__Record extracts__:
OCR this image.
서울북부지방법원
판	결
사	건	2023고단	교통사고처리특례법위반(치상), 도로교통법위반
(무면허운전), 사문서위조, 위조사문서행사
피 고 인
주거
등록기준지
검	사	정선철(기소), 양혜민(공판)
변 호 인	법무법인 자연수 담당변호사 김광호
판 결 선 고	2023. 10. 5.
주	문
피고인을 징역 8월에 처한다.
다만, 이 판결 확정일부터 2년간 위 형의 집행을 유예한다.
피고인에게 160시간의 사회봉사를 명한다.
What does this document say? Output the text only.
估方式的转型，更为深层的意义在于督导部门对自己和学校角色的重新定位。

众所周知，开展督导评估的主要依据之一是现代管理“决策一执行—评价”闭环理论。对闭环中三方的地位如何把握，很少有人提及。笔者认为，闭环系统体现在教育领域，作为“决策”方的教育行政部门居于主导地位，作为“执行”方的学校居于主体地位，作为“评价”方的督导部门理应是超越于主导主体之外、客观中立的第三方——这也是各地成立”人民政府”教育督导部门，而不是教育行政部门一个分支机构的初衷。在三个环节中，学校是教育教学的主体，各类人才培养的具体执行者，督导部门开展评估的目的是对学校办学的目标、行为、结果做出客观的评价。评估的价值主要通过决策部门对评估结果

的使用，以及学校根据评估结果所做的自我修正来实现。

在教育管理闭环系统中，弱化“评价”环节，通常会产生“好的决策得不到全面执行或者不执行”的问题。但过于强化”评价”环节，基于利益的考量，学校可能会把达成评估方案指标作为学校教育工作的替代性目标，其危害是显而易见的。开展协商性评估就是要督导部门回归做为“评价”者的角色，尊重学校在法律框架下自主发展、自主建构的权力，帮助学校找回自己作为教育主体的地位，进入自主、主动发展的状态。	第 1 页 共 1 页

__Directions__:
Exactly reproduce every line of the records.

__Exercise answer__:
OCR this image.
서울북부지방법원
판	결
사	건	2023고단	교통사고처리특례법위반(치상), 도로교통법위반
(무면허운전), 사문서위조, 위조사문서행사
피 고 인
주거
등록기준지
검	사	정선철(기소), 양혜민(공판)
변 호 인	법무법인 자연수 담당변호사 김광호
판 결 선 고	2023. 10. 5.
주	문
피고인을 징역 8월에 처한다.
다만, 이 판결 확정일부터 2년간 위 형의 집행을 유예한다.
피고인에게 160시간의 사회봉사를 명한다.
What does this document say? Output the text only.
估方式的转型，更为深层的意义在于督导部门对自己和学校角色的重新定位。

众所周知，开展督导评估的主要依据之一是现代管理“决策一执行—评价”闭环理论。对闭环中三方的地位如何把握，很少有人提及。笔者认为，闭环系统体现在教育领域，作为“决策”方的教育行政部门居于主导地位，作为“执行”方的学校居于主体地位，作为“评价”方的督导部门理应是超越于主导主体之外、客观中立的第三方——这也是各地成立”人民政府”教育督导部门，而不是教育行政部门一个分支机构的初衷。在三个环节中，学校是教育教学的主体，各类人才培养的具体执行者，督导部门开展评估的目的是对学校办学的目标、行为、结果做出客观的评价。评估的价值主要通过决策部门对评估结果

的使用，以及学校根据评估结果所做的自我修正来实现。

在教育管理闭环系统中，弱化“评价”环节，通常会产生“好的决策得不到全面执行或者不执行”的问题。但过于强化”评价”环节，基于利益的考量，学校可能会把达成评估方案指标作为学校教育工作的替代性目标，其危害是显而易见的。开展协商性评估就是要督导部门回归做为“评价”者的角色，尊重学校在法律框架下自主发展、自主建构的权力，帮助学校找回自己作为教育主体的地位，进入自主、主动发展的状态。	第 1 页 共 1 页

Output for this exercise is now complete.